## STATED EXERCISE
Wherever a line below holds the word "this", copy that line.

Collection entries:
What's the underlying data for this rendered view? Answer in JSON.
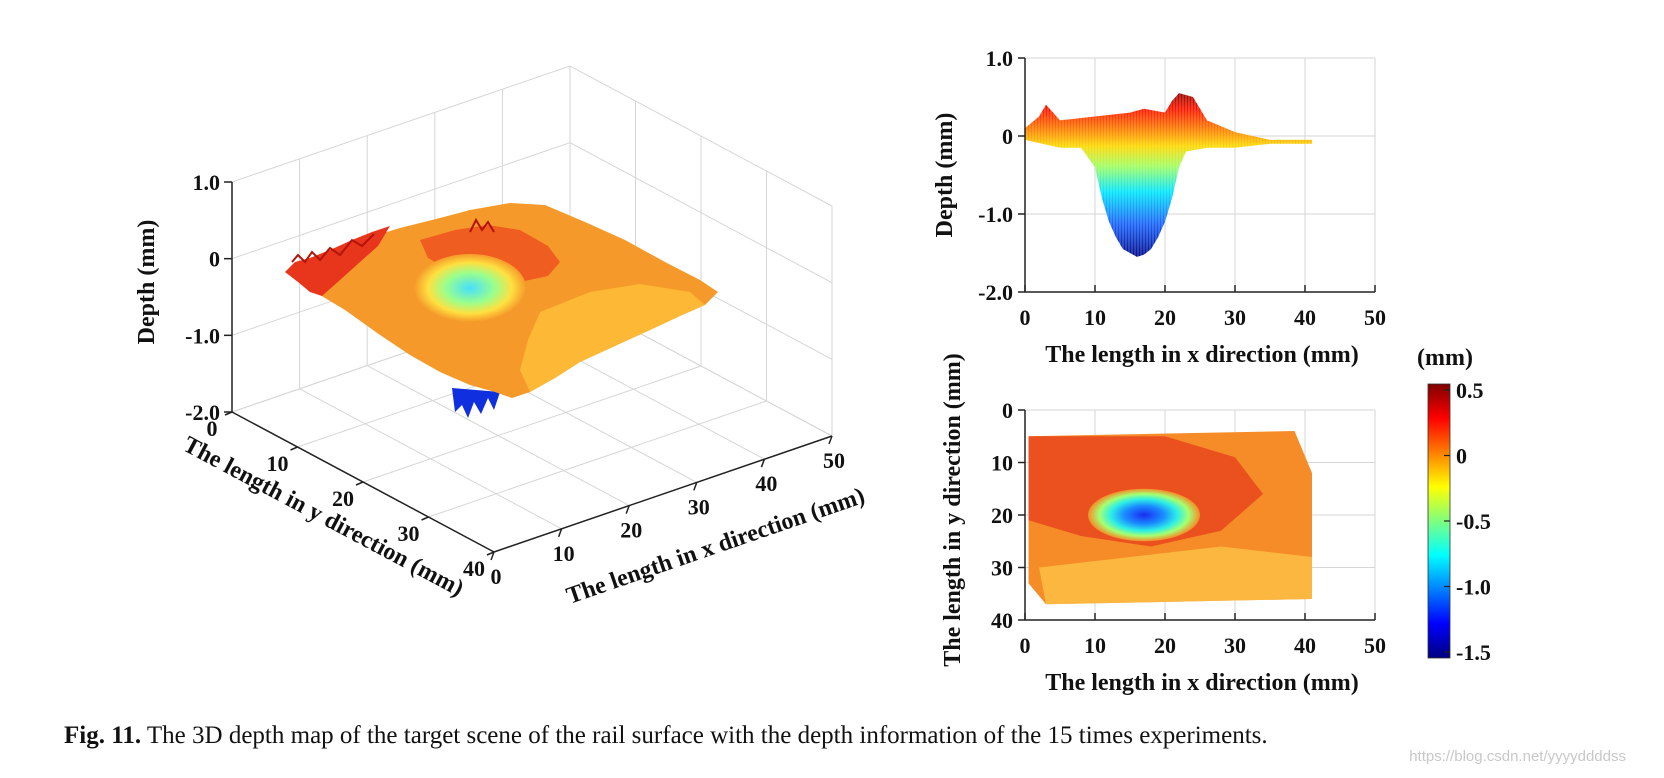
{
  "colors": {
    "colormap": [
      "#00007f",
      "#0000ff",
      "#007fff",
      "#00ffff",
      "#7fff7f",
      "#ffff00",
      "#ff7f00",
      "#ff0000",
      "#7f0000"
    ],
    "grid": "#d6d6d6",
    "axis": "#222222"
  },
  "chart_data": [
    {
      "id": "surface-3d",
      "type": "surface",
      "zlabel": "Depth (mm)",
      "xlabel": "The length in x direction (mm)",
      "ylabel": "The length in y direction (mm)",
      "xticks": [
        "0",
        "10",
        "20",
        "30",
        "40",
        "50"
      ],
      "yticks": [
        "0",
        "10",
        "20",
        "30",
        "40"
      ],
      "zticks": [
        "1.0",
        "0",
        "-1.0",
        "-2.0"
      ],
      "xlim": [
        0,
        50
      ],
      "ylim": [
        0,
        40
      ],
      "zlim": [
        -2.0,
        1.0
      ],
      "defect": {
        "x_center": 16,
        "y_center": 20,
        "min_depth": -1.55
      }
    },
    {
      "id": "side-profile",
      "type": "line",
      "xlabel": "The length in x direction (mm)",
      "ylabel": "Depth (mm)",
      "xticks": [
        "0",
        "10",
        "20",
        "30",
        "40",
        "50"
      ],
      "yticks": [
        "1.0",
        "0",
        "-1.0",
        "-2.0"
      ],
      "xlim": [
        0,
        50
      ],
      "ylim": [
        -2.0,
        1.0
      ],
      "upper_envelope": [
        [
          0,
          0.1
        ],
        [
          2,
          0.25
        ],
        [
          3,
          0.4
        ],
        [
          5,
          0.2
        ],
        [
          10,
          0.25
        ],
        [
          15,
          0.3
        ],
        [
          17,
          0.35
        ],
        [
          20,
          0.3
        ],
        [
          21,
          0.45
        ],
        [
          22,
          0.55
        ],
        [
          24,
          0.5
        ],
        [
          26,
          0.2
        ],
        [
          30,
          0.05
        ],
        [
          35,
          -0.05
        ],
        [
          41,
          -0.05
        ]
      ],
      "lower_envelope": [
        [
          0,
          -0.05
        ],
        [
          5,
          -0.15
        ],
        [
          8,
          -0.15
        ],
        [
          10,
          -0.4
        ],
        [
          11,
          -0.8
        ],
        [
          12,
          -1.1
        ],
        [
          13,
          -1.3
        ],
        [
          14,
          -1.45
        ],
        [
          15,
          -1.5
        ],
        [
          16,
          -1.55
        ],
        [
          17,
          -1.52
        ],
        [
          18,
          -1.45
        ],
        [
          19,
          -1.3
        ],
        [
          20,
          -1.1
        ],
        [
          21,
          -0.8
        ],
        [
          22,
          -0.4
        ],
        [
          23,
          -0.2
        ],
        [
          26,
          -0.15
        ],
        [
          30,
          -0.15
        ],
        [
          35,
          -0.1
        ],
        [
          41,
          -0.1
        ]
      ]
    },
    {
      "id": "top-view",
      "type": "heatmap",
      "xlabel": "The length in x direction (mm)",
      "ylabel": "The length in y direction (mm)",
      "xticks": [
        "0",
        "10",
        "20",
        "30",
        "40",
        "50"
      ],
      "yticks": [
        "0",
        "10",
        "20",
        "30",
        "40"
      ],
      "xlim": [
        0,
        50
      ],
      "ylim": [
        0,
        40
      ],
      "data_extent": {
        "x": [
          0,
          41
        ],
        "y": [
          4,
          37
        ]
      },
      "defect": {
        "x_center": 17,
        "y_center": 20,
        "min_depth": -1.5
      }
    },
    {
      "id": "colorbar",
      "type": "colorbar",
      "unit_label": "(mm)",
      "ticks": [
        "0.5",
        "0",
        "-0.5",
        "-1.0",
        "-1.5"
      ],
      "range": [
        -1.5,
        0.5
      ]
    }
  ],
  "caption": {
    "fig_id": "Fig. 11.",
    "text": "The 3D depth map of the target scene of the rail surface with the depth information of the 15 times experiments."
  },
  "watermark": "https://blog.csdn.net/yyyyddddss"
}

---

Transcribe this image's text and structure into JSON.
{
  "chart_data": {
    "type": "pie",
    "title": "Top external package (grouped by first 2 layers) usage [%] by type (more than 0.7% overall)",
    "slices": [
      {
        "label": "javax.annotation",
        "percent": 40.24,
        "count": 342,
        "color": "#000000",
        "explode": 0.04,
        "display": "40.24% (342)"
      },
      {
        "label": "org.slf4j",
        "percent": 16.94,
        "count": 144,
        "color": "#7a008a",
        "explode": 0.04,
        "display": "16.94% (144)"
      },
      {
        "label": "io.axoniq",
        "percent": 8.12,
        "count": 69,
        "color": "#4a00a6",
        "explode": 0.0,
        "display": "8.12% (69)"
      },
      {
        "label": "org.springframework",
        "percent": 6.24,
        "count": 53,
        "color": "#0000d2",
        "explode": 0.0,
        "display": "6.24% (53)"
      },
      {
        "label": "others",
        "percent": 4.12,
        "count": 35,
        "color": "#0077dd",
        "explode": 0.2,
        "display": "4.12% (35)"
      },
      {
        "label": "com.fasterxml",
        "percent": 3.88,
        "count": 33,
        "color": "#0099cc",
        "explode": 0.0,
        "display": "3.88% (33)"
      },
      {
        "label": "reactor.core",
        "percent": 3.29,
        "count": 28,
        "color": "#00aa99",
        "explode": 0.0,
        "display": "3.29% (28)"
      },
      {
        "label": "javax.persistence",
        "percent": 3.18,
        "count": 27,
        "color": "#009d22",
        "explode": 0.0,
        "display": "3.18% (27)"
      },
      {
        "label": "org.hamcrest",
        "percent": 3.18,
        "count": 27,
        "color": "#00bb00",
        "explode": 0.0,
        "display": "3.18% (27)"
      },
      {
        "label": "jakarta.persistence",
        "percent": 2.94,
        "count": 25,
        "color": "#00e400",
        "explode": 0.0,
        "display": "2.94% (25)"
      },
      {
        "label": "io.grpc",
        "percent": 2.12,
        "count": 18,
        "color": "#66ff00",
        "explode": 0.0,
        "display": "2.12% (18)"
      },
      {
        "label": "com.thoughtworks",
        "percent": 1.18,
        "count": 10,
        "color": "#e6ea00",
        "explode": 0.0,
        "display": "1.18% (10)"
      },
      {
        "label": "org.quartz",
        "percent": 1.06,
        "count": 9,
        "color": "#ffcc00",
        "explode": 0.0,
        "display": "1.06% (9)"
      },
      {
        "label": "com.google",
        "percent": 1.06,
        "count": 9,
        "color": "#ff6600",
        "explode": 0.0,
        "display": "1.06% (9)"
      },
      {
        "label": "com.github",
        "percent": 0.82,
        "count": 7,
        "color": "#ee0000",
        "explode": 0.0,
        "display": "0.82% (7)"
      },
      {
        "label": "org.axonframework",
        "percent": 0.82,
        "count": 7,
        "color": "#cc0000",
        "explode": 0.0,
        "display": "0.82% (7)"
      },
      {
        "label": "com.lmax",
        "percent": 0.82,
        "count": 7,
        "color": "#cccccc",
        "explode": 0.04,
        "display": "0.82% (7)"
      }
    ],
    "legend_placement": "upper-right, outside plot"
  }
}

---

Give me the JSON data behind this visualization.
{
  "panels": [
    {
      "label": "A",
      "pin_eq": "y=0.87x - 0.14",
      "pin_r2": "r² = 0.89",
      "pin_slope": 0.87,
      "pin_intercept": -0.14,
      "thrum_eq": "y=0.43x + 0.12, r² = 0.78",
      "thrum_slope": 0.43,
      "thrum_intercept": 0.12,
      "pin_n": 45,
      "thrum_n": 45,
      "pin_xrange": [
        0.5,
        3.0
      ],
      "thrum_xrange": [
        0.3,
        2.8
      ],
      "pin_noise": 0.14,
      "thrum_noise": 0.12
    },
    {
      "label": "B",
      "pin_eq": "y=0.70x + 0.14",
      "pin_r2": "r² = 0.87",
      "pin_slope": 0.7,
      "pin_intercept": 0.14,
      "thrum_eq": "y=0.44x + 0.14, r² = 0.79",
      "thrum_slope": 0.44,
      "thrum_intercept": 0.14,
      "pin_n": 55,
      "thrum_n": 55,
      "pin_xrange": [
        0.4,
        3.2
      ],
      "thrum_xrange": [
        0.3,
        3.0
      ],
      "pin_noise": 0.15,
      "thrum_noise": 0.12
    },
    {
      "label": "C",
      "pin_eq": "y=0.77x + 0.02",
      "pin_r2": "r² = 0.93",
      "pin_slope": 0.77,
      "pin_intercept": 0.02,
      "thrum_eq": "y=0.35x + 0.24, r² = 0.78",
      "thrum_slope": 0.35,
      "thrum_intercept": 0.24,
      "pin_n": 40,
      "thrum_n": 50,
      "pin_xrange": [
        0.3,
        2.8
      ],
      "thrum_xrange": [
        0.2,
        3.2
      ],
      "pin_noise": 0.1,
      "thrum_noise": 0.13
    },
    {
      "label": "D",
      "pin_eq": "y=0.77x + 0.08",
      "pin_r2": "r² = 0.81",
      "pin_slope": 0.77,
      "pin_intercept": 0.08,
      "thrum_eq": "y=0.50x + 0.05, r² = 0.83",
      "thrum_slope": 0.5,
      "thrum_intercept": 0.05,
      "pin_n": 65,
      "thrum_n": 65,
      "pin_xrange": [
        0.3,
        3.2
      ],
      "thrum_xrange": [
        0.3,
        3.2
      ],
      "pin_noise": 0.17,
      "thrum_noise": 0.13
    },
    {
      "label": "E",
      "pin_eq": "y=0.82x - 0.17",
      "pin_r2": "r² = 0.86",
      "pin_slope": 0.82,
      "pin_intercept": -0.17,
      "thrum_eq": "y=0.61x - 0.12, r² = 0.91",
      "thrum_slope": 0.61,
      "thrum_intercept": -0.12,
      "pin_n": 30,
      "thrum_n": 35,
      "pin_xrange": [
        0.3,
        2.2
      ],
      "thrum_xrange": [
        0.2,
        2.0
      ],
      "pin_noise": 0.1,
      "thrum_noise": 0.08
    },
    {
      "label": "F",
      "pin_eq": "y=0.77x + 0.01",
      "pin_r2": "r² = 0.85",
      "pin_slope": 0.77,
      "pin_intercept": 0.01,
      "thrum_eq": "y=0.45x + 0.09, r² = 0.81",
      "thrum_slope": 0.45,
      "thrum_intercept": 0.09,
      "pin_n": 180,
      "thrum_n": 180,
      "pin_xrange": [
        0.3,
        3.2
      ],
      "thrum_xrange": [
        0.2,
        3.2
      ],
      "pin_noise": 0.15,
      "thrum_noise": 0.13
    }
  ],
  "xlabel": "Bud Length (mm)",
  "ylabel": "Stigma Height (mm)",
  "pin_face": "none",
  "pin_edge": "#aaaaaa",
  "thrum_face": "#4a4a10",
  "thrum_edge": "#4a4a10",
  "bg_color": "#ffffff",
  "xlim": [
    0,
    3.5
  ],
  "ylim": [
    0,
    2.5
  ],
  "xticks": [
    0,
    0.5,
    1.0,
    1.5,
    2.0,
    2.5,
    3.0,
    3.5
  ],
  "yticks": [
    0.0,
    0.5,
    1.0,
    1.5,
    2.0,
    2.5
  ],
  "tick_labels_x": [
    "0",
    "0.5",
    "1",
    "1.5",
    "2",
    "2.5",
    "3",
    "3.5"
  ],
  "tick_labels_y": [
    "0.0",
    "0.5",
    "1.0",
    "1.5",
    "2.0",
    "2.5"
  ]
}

## WRITTEN SOLUTION
What's the underlying data for this rendered view? Answer in JSON.
Transcribe this image's text and structure into JSON.
Give me the JSON data behind this visualization.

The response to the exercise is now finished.